The history of Château Suduiraut, in Sauternes, goes back to centuries. After the total destruction of the property by the Duke d’Epernon in the 1600’s, Count Blaise de Suduiraut replanted the vineyard and restored the estate to its former glory. On 18 April 1855 the estate was classed as a Premier Cru during the official wine classification programme in the Gironde winegrowing area. AXA Millésimes acquired Suduiraut in 1992 with the aim of preserving and perpetuating the estate's remarkable tradition of vineyard management and winemaking. Inspired by the great Suduiraut wines of the past, the new management has enabled this great vineyard to fulfill its full potential in recent years.
Apart from the classics, we find many regional gems of different styles.
Late harvest wines are probably the easiest to understand. Grapes are picked so late that the sugars build up and residual sugar remains after the fermentation process. Ice wine, a style founded in Germany and there referred to as eiswein, is an extreme late harvest wine, produced from grapes frozen on the vine, and pressed while still frozen, resulting in a higher concentration of sugar. It is becoming a specialty of Canada as well, where it takes on the English name of ice wine.
Vin Santo, literally “holy wine,” is a Tuscan sweet wine made from drying the local white grapes Trebbiano Toscano and Malvasia in the winery and not pressing until somewhere between November and March.

**Provided material:**

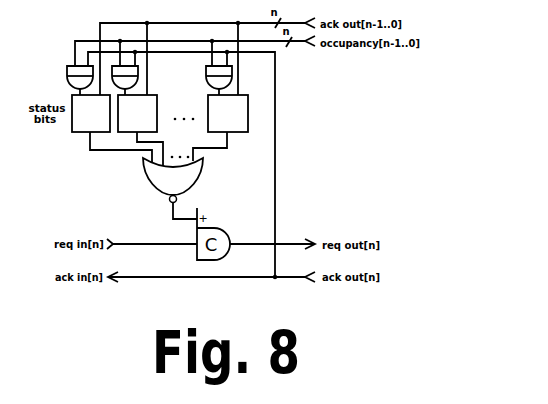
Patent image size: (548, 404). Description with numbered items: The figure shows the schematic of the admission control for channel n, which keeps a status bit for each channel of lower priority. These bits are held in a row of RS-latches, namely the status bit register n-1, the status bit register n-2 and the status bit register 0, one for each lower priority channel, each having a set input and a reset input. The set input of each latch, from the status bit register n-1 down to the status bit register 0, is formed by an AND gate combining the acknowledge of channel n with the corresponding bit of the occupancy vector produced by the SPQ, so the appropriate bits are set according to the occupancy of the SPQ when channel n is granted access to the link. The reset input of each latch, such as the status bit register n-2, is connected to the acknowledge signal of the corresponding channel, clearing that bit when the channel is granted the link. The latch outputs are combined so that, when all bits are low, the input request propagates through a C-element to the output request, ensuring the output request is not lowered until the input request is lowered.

The status bit register n-1 is at (88, 99).
The status bit register n-2 is at (134, 99).
The status bit register 0 is at (227, 99).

**Exercise tasks:**
a: Print the stretch of the sweet wine passage from "The history of" through "in recent years.".
b: According to the sweet wine passage, on what date was Château Suduiraut classed as a Premier Cru?
c: Pick up the sweet wine passage after its final sentence and keep writing.
The listing comes from a separate source.

**Outputs for the tasks:**
a:
The history of Château Suduiraut, in Sauternes, goes back to centuries. After the total destruction of the property by the Duke d’Epernon in the 1600’s, Count Blaise de Suduiraut replanted the vineyard and restored the estate to its former glory. On 18 April 1855 the estate was classed as a Premier Cru during the official wine classification programme in the Gironde winegrowing area. AXA Millésimes acquired Suduiraut in 1992 with the aim of preserving and perpetuating the estate's remarkable tradition of vineyard management and winemaking. Inspired by the great Suduiraut wines of the past, the new management has enabled this great vineyard to fulfill its full potential in recent years.

b: On 18 April 1855.

c:
Rutherglen is an historic wine region in northeast Victoria, Australia, famous for its fortified Topaque and Muscat with complex tawny characteristics.
Sweet and unctuous but delightfully charming, the finest Sauternes typically express flavors of exotic dried tropical fruit, candied apricot, dried citrus peel, honey or ginger and a zesty beam of acidity.
Sémillon, Sauvignon Blanc, Sauvignon Gris and Muscadelle are the grapes of Sauternes. But Sémillon's susceptibility to the requisite noble rot makes it the main variety and contributor to what makes Sauternes so unique. As a result, most Sauternes estates are planted to about 80% Sémillon. Sauvignon is prized for its balancing acidity and Muscadelle adds aromatic complexity to the blend with Sémillon.
Botrytis cinerea or “noble rot” is a fungus that grows on grapes only in specific conditions and its onset is crucial to the development of the most stunning of sweet wines.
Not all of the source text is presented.